__PROVIDED PASSAGE__:
--- start ---

An asteroid large enough to flatten a city may be on track to crash into Earth on December 22, 2032, but the odds are very small, NASA announced Wednesday.

"There should be no particular panic or great concern about this object," Davide Farnocchia, the technical lead at NASA's Center for Near-Earth Object Studies, told Business Insider.

Even so, the object — called asteroid 2024 YR4 — is Earth's biggest known impact threat in 20 years and it's already triggered international planetary-defense planning.

What's the threat level?

As of Thursday morning, the chance of a 2032 impact was 1.3%, or odds of 1 in 77.

Possible locations of asteroid 2024 YR4 on December 22, 2032 — based on data gathered through January 29, 2025.

Courtesy NASA/JPL-Caltech/CNEOS

As a result, two international asteroid-response groups are actively monitoring the situation: the International Asteroid Warning Network, chaired by NASA, and the Space Mission Planning Advisory Group, chaired by the European Space Agency.

SMPAG is meeting in Vienna next week. If the risk remains above 1%, the group "may begin to evaluate the different options for a spacecraft-based response," the ESA wrote in a Wednesday statement.

An animation of NASA's experimental DART spacecraft crashing into an asteroid to change its path.

NASA/Johns Hopkins APL/Jon Emmerich

A telescope in Chile first discovered the asteroid in late December, but fresh January data drove its risk level past 1%.

That sounds low, but a risk above 1% is uncommon and, therefore, significant for asteroid watchers, Farnocchia said. "It just means that we pay close attention and do everything that we need to do to better understand the situation," he said.

As telescopes all over the planet gather more data on the asteroid, the odds of impact will likely change.

--- end ---

__INSTRUCTION 1__: According to the asteroid article, in what city is SMPAG meeting next week?
__INSTRUCTION 2__: List every organization named in the body of the asteroid article, leaving out the credits beneath the captions.
__INSTRUCTION 3__: Write the next few sentences of the asteroid article, continuing after its final sentence.

__EXTRACTED MATERIAL__:
--- start ---

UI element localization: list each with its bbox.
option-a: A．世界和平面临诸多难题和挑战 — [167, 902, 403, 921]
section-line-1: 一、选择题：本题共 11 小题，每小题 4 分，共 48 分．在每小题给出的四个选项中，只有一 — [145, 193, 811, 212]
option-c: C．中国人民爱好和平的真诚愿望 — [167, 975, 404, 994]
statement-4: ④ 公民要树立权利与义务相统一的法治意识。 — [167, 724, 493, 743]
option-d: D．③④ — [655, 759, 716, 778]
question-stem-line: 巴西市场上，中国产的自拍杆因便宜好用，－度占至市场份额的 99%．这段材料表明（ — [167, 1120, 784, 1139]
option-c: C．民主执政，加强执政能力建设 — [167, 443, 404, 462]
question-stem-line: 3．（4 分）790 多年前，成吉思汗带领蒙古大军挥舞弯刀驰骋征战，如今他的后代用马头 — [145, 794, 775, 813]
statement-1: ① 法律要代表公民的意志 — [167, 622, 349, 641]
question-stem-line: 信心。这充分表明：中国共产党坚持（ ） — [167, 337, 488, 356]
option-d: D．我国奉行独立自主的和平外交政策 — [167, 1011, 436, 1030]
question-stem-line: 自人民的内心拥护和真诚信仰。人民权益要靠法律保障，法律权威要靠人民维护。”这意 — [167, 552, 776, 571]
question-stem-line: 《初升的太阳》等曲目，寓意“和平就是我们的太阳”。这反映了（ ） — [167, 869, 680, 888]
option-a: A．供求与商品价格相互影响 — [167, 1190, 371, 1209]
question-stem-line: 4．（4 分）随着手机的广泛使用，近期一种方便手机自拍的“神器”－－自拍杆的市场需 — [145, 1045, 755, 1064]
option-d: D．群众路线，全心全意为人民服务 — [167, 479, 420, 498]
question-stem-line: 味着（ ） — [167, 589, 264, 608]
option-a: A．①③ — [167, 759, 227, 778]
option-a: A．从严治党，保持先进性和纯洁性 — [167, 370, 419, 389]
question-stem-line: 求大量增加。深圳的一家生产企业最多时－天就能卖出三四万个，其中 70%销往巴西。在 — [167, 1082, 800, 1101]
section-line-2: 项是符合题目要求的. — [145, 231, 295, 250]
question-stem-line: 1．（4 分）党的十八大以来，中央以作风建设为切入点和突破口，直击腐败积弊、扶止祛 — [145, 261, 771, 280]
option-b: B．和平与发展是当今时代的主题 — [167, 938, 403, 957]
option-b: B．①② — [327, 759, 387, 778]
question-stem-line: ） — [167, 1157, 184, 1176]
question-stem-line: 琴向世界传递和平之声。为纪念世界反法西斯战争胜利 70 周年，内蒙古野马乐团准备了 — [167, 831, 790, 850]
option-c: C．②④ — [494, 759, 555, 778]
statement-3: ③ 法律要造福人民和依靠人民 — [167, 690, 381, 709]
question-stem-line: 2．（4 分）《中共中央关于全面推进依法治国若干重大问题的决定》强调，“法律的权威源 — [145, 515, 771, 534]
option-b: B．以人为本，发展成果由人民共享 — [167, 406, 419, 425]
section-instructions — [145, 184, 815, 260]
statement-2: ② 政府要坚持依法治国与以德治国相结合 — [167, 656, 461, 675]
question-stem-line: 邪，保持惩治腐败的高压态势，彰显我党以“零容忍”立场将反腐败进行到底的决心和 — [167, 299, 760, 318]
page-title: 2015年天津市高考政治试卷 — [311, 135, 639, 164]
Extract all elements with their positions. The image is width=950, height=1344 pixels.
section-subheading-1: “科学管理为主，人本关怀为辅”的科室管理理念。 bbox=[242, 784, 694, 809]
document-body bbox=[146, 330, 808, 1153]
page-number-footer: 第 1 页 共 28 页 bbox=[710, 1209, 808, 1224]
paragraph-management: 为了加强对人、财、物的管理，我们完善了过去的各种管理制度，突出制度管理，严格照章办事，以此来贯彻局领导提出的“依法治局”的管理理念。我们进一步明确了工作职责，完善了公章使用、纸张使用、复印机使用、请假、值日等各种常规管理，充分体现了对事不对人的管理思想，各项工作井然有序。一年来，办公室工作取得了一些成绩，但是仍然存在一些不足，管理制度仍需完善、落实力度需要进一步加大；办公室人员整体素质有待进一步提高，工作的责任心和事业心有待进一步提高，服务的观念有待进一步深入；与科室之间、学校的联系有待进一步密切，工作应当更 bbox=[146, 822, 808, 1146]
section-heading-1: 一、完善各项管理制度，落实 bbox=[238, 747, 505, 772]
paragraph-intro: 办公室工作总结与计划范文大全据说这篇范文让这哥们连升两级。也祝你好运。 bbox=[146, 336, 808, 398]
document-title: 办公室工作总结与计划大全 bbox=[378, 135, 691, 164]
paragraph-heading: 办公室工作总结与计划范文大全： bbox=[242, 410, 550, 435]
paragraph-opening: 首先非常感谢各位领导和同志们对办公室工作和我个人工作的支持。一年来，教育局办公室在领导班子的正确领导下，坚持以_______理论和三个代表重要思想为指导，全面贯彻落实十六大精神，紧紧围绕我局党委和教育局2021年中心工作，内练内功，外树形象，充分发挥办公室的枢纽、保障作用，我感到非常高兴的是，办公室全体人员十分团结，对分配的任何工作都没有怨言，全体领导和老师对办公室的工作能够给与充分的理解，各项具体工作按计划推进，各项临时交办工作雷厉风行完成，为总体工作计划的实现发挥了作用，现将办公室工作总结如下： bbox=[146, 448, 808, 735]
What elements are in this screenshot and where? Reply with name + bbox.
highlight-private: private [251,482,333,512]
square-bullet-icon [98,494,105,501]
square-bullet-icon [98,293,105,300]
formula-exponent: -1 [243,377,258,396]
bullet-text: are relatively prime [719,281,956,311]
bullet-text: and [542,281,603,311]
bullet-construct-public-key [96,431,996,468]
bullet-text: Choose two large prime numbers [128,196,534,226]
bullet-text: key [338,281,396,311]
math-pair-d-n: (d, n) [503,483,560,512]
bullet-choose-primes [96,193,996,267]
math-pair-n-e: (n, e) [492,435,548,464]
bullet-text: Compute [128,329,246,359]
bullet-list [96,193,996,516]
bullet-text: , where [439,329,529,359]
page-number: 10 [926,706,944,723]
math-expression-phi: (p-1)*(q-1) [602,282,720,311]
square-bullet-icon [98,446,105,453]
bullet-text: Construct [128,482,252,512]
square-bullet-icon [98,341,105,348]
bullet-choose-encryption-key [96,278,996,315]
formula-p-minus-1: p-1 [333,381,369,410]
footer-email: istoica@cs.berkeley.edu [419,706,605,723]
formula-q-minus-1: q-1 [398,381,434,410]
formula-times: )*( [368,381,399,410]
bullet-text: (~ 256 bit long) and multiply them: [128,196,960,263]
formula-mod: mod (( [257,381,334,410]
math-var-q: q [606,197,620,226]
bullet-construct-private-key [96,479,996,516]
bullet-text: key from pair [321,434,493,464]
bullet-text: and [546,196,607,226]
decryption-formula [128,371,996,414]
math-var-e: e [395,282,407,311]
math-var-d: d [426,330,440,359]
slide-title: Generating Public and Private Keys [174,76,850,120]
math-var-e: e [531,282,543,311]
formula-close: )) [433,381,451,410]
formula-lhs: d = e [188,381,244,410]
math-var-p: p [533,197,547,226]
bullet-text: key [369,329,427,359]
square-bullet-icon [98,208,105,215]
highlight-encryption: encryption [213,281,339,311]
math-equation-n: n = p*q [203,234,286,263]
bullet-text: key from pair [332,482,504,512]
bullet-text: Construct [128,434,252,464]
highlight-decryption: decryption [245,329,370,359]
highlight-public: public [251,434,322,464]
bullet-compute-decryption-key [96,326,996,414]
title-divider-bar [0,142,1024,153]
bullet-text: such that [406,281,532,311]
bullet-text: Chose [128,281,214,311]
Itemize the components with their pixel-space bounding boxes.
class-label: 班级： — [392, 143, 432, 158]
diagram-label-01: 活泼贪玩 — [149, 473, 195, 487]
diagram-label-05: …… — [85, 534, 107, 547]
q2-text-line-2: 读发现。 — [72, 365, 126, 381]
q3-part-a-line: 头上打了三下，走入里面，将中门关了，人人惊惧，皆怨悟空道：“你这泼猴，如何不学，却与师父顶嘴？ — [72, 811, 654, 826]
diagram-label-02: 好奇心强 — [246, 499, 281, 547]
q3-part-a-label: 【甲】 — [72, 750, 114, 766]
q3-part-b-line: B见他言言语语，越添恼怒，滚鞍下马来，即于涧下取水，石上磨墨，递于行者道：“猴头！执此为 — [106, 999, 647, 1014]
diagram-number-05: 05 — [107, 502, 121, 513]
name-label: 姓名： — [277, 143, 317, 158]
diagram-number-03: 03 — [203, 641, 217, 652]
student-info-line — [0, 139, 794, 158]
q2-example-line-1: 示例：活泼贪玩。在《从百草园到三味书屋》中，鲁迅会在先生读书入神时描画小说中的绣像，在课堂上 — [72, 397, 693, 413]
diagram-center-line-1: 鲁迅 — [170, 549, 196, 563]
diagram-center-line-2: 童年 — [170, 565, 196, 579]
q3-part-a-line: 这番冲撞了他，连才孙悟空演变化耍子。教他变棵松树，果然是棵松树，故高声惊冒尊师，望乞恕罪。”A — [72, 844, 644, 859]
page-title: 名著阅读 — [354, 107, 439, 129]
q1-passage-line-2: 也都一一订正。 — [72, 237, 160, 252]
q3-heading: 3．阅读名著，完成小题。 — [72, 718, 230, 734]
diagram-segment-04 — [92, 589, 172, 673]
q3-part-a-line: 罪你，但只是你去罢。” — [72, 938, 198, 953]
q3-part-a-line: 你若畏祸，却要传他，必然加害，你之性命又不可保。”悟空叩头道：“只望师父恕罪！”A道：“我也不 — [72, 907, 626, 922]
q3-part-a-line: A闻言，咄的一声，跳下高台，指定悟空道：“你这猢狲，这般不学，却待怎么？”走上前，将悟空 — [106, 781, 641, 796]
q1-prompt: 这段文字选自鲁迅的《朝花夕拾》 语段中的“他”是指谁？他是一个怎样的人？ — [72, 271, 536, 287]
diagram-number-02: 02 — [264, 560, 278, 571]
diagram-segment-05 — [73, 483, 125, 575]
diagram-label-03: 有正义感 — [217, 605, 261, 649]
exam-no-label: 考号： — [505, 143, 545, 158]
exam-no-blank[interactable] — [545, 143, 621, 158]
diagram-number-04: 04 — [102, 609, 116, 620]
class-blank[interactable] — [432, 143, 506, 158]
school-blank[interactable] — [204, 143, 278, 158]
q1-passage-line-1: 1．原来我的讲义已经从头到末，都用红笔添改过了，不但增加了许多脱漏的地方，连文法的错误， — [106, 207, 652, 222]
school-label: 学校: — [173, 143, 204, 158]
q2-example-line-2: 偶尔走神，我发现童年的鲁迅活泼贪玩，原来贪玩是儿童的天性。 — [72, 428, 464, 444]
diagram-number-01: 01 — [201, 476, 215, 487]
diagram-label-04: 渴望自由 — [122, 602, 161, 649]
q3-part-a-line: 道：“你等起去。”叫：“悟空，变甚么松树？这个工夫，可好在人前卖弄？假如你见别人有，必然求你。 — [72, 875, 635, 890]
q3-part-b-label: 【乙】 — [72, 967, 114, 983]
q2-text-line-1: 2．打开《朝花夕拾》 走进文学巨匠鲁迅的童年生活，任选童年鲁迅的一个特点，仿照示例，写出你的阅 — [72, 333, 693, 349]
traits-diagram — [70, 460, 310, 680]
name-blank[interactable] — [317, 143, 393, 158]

--- end ---

__ANSWER 1__: Vienna.

__ANSWER 2__:
- NASA
- NASA's Center for Near-Earth Object Studies
- Business Insider
- International Asteroid Warning Network
- Space Mission Planning Advisory Group (SMPAG)
- European Space Agency (ESA)

__ANSWER 3__:
Asteroid 2024 YR4, as observed by the Catalina Sky Survey on January 6, 2025.

Courtesy NASA/Catalina Sky Survey/ Seaman et al

The last time this happened was with the discovery of asteroid Apophis in 2004. It briefly had a nearly 3% impact risk, but after further data narrowed down its future path, it proved to be no threat at all.

That's what NASA expects for 2024 YR4, saying it will probably rule out the possibility of impact by April.

April is the cutoff point because, after that, the asteroid will be too far away for telescopes to continue tracking its path. It won't be observable again until 2028.

If the risk is still above 1% in April, the world's space agencies may find themselves plotting the first-ever mission to deflect an incoming asteroid.

How big is asteroid 2024 YR4?

Asteroid 2024 YR4 is somewhere between 130 to 300 feet wide — not big enough to pose a global threat.

Richard Binzel, an MIT professor of planetary sciences, told BI that if it struck Earth, the effect would be similar to the Tunguska event that occurred in Siberia in 1908, when an asteroid or comet exploded as it plowed through the atmosphere.

The fireball and blast wave flattened 500,000 acres of forest — about 34 times the size of Manhattan.

Flattened forest in the aftermath of the 1908 Tunguska Event.

Photo12/Universal Images Group via Getty Images

It's too early to determine the exact location of a potential impact for 2024 YR4.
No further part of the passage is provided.